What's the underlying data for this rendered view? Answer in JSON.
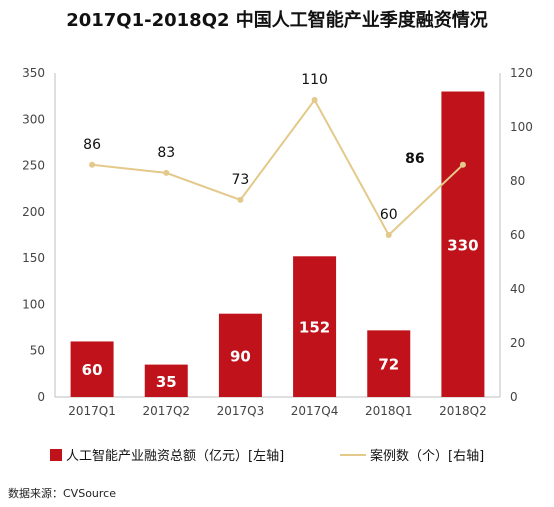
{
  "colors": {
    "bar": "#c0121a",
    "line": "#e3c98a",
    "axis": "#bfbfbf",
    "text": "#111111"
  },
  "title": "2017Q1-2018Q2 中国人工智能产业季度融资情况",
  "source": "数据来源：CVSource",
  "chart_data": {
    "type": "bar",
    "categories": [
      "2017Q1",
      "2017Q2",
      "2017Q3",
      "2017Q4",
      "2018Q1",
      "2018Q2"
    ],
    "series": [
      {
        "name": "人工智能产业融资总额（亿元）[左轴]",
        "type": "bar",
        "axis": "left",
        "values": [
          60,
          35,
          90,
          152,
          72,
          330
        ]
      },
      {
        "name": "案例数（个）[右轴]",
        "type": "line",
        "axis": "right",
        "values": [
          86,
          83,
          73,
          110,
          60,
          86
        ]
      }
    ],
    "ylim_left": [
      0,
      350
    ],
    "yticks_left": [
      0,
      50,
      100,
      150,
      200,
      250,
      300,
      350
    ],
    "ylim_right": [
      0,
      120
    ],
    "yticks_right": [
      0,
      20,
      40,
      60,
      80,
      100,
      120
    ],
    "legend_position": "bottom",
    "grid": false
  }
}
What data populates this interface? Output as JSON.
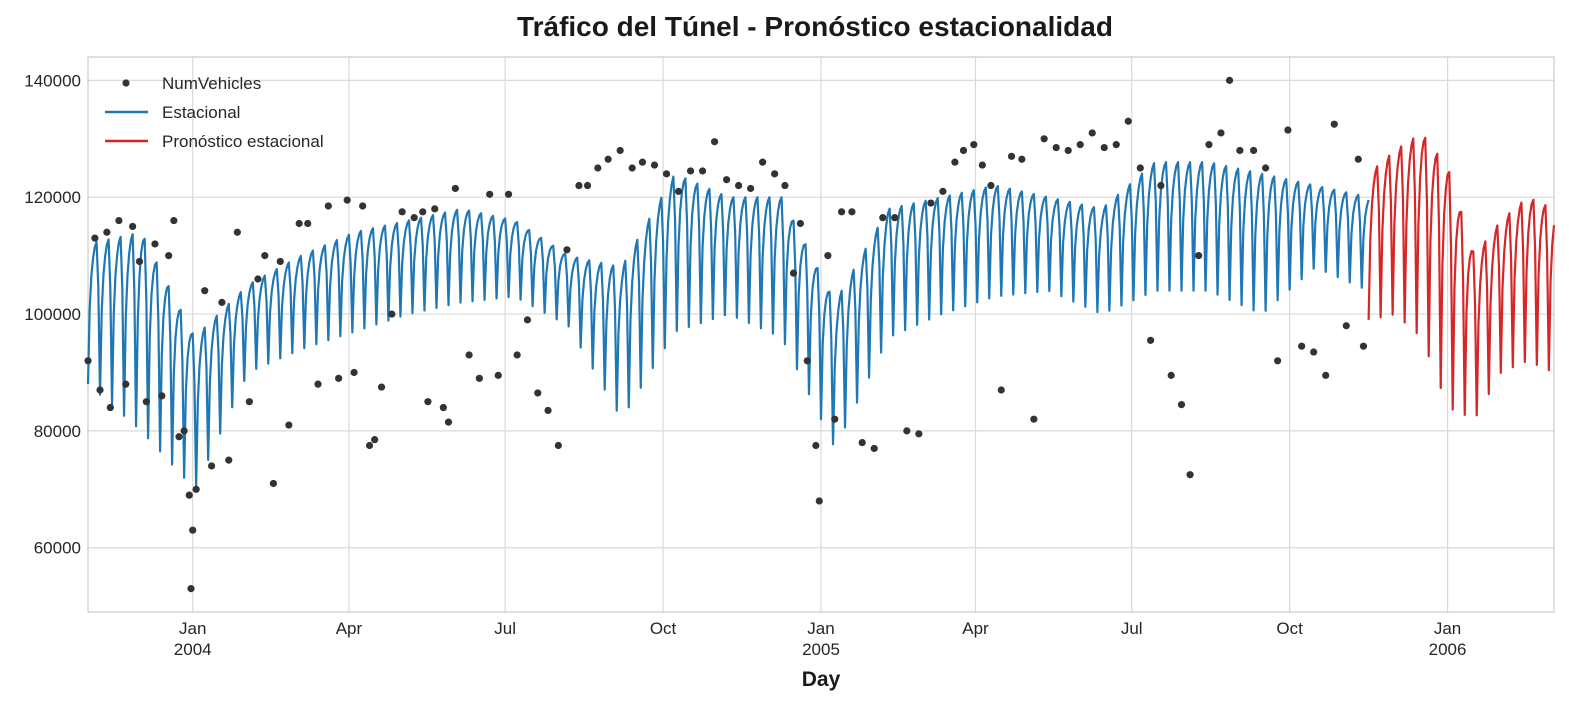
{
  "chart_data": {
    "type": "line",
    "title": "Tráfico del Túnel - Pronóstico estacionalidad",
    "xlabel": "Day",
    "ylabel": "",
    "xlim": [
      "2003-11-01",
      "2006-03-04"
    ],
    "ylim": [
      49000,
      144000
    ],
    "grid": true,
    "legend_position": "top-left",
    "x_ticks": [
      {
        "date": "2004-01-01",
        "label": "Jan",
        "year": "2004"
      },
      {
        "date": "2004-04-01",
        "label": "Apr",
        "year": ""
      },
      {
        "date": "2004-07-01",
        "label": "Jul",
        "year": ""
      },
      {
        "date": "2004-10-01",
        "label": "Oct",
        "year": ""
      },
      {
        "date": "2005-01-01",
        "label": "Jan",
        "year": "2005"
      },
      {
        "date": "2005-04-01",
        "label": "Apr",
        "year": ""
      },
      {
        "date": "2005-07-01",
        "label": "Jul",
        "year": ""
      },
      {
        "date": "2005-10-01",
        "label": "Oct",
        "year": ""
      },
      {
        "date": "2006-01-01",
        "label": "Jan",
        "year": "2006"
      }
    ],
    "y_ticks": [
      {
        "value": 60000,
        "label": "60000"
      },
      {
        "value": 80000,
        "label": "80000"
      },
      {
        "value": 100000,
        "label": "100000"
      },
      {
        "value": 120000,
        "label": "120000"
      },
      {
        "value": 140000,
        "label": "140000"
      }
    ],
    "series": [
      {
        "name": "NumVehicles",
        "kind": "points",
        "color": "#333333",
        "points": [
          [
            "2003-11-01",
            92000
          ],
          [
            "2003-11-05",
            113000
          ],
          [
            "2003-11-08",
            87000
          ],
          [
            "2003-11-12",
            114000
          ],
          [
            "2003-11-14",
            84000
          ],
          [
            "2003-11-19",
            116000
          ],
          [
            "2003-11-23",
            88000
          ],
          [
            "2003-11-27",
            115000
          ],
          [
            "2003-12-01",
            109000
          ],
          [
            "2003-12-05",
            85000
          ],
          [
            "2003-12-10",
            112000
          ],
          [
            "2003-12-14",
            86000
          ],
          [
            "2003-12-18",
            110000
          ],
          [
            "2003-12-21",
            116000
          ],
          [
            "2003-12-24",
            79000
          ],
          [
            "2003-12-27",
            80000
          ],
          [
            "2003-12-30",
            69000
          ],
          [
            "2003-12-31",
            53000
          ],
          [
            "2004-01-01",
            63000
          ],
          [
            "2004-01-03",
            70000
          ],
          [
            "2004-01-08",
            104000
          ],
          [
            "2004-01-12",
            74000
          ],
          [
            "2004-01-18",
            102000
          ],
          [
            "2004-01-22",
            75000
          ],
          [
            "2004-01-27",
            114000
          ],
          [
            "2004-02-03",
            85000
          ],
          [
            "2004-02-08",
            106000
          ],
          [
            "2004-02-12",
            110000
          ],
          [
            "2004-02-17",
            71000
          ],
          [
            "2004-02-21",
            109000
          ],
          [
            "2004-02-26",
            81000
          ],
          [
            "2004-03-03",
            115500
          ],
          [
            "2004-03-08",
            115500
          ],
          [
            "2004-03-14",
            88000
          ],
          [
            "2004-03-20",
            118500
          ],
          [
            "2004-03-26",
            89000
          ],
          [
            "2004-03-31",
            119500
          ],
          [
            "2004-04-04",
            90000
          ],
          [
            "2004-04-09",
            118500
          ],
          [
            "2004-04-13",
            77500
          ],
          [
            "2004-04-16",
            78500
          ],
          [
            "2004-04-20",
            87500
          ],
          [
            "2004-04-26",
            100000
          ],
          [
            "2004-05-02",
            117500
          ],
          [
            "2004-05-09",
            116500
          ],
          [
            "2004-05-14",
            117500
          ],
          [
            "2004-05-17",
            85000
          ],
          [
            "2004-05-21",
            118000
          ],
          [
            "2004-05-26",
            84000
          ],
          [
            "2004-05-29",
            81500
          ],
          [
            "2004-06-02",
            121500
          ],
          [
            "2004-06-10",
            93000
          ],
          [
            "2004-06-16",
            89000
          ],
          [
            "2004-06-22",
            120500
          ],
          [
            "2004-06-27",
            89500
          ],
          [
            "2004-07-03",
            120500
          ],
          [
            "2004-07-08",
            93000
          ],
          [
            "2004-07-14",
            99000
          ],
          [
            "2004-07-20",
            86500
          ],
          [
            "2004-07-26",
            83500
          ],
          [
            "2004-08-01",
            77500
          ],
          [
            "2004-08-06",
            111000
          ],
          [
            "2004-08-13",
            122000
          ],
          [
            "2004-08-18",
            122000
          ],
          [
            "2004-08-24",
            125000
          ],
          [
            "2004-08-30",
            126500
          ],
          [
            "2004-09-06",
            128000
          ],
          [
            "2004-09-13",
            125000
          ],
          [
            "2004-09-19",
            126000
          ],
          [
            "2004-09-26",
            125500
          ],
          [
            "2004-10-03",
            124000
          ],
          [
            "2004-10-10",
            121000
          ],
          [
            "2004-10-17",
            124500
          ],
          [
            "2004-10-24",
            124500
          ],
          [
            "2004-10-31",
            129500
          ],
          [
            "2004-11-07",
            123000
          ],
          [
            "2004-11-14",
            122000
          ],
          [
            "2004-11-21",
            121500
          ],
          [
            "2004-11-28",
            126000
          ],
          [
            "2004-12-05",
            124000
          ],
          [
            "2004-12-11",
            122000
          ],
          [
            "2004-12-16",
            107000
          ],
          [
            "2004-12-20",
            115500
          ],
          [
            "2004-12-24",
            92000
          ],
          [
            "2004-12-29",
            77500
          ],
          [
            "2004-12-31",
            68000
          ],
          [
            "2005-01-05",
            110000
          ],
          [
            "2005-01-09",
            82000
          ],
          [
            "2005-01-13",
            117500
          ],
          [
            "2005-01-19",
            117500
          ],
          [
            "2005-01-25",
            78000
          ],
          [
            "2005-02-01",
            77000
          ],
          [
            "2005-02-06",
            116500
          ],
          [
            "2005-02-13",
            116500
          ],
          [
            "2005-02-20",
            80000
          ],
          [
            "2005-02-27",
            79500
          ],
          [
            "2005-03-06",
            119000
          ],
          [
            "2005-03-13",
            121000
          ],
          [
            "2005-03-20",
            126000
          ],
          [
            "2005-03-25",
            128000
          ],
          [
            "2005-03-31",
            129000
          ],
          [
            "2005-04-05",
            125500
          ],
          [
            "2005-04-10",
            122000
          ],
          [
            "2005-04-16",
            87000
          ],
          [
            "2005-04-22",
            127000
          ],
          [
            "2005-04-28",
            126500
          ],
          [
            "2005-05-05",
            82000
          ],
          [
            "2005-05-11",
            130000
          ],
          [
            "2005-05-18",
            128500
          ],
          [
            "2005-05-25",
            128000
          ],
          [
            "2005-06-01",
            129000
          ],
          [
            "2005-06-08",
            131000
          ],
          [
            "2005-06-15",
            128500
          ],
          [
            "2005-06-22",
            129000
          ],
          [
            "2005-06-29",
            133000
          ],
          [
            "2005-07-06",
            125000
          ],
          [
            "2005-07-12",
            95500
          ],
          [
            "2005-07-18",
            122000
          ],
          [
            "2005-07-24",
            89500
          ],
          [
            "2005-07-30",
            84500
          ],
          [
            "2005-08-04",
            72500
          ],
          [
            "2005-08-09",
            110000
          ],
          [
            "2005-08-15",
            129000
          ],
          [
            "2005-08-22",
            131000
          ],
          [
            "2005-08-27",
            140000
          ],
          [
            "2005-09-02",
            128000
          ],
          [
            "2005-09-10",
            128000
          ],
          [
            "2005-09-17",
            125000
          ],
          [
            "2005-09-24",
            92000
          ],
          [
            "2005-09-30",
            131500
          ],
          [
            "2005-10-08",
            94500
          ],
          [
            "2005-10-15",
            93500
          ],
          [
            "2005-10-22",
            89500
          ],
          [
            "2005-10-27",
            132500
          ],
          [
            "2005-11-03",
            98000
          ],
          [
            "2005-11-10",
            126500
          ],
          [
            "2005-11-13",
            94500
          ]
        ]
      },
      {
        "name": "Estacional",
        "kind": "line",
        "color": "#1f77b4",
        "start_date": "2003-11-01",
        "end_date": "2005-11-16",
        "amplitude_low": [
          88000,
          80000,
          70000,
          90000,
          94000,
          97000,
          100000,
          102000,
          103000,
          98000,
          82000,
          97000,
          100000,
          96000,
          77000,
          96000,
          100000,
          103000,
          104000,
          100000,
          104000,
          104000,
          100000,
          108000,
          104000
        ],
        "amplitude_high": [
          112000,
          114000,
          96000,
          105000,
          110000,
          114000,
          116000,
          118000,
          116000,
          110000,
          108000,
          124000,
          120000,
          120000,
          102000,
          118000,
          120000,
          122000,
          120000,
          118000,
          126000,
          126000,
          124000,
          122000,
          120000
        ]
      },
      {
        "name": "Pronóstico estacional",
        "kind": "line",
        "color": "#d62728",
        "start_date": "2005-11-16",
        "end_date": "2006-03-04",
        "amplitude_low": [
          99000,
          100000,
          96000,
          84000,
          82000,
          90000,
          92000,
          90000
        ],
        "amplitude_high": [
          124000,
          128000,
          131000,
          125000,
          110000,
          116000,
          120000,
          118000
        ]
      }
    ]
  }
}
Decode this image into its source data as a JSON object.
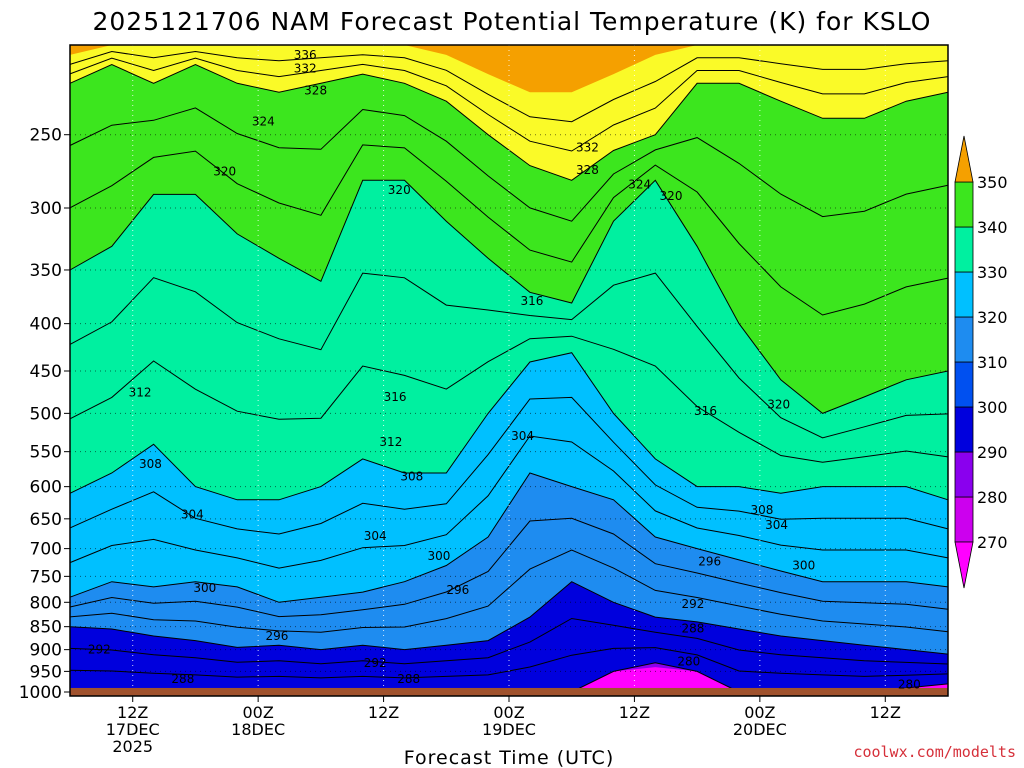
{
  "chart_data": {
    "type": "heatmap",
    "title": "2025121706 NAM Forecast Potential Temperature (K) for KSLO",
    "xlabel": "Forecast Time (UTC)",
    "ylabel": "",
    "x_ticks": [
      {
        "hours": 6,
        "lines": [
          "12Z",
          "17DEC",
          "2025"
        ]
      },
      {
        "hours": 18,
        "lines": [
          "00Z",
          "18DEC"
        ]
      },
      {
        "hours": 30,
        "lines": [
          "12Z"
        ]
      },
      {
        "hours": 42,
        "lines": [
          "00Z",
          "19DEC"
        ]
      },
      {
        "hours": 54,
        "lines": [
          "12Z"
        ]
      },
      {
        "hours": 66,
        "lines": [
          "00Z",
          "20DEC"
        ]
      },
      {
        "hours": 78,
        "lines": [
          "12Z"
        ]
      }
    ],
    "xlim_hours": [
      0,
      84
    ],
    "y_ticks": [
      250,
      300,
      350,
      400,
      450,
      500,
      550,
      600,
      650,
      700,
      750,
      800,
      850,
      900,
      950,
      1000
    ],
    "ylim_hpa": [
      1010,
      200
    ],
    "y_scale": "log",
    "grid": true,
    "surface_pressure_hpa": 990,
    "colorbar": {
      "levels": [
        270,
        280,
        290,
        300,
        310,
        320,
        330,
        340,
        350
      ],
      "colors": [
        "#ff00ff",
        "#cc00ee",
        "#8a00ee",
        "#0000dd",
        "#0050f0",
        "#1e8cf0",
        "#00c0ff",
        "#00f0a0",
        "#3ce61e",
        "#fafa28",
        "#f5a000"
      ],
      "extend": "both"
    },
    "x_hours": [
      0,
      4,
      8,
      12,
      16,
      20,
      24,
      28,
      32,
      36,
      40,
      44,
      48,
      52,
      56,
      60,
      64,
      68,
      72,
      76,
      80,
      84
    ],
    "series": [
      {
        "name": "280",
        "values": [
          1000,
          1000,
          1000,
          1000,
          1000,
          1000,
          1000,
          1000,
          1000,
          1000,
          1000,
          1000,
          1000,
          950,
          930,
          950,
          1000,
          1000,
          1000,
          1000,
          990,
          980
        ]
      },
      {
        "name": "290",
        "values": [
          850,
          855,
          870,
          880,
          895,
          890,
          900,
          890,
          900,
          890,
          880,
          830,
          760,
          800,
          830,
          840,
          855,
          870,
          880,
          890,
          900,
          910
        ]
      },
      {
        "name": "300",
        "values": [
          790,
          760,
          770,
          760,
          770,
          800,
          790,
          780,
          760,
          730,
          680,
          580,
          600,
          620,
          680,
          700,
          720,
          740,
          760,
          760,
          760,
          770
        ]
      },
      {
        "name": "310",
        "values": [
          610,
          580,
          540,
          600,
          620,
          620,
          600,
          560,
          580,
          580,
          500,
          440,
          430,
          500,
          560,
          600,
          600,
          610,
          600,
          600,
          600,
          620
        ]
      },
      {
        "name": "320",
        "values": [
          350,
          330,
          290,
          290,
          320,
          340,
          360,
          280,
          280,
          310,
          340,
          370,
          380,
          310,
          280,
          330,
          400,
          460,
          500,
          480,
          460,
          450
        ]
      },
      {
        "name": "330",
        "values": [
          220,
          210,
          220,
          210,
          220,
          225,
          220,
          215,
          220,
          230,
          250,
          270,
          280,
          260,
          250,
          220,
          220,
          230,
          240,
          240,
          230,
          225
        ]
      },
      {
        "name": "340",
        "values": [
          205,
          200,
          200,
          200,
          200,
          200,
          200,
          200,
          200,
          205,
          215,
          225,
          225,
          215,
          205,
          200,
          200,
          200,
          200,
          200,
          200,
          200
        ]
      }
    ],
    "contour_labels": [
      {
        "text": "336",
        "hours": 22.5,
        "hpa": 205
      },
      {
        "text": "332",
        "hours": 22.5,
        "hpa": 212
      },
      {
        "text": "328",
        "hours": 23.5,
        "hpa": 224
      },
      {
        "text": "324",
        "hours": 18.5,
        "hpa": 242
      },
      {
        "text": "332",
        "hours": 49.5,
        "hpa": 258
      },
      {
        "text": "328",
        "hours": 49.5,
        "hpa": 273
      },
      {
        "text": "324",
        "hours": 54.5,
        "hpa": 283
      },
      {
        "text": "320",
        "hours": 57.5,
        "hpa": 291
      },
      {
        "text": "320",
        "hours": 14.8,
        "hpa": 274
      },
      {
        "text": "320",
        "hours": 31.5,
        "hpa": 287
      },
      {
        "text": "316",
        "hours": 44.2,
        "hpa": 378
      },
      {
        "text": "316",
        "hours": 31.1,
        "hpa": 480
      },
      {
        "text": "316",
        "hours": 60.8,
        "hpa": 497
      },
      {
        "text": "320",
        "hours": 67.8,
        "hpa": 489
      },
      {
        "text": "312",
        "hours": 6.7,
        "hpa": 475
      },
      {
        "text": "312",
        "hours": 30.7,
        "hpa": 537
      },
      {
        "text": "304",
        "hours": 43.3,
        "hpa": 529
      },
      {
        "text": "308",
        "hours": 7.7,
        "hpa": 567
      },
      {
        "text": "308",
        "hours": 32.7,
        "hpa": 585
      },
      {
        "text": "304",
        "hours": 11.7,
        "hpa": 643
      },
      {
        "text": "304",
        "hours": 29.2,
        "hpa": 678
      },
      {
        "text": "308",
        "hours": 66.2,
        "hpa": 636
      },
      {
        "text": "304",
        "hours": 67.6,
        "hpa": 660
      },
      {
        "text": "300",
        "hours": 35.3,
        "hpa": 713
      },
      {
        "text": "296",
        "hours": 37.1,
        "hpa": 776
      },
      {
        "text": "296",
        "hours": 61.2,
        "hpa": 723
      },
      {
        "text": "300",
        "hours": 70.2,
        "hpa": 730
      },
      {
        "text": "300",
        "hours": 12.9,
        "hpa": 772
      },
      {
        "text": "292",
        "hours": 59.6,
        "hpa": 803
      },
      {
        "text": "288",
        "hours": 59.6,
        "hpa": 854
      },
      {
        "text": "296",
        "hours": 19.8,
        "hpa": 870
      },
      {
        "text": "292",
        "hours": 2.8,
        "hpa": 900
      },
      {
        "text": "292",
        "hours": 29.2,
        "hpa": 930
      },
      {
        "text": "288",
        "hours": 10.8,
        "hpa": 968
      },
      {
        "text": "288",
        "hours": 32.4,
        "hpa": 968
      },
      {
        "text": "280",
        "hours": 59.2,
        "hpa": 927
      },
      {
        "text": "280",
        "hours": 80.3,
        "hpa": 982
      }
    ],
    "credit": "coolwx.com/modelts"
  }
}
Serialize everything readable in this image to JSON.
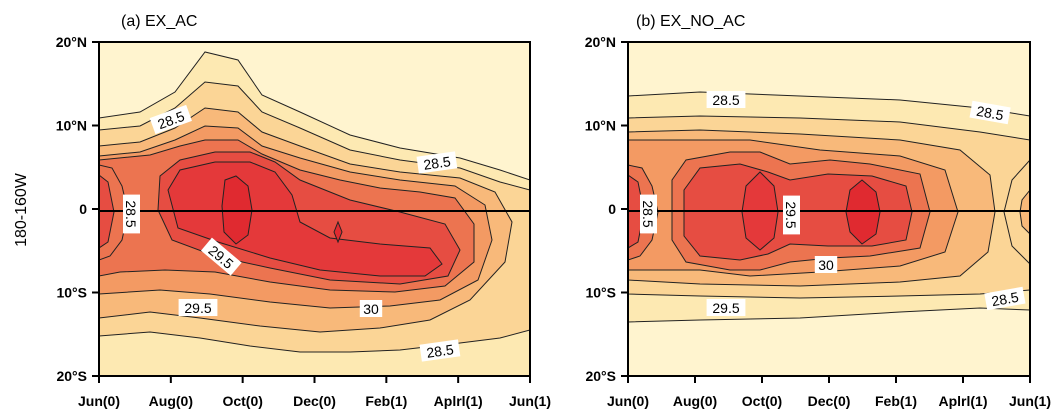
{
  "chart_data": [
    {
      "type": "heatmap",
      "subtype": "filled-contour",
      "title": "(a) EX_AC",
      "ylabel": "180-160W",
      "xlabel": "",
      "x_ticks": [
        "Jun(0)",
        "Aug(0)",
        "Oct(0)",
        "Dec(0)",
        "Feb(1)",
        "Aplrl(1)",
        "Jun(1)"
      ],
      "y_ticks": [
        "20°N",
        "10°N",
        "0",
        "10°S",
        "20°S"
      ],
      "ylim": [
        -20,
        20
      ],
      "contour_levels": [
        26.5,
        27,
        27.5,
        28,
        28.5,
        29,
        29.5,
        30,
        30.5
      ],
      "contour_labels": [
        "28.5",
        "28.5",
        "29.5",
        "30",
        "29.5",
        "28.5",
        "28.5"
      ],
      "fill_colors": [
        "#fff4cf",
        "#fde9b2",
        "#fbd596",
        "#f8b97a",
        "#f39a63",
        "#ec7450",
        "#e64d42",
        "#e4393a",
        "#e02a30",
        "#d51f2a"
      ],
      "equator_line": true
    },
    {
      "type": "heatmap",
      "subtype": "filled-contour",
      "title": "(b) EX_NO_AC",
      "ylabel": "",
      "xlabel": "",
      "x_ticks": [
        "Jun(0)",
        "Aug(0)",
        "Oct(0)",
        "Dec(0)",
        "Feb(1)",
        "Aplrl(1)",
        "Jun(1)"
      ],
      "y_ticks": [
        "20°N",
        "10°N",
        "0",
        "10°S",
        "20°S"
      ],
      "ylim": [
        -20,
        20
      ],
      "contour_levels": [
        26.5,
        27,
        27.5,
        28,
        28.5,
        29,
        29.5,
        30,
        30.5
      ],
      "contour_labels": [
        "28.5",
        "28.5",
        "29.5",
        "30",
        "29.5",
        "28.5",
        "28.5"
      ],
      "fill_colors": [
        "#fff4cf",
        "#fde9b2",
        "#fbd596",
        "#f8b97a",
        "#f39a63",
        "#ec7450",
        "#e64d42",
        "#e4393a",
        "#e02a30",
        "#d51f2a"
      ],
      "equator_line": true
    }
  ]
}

_ _ _ _ _ _ _

Extract every line that has the string "title" in it.

FINAL RESULT >>
  "title": "2017Q1-2018Q2 中国人工智能产业季度融资情况",
    "title": "Tráfico del Túnel - Pronóstico estacionalidad",
    "title": "2025121706 NAM Forecast Potential Temperature (K) for KSLO",
      "title": "(a) EX_AC",
      "title": "(b) EX_NO_AC",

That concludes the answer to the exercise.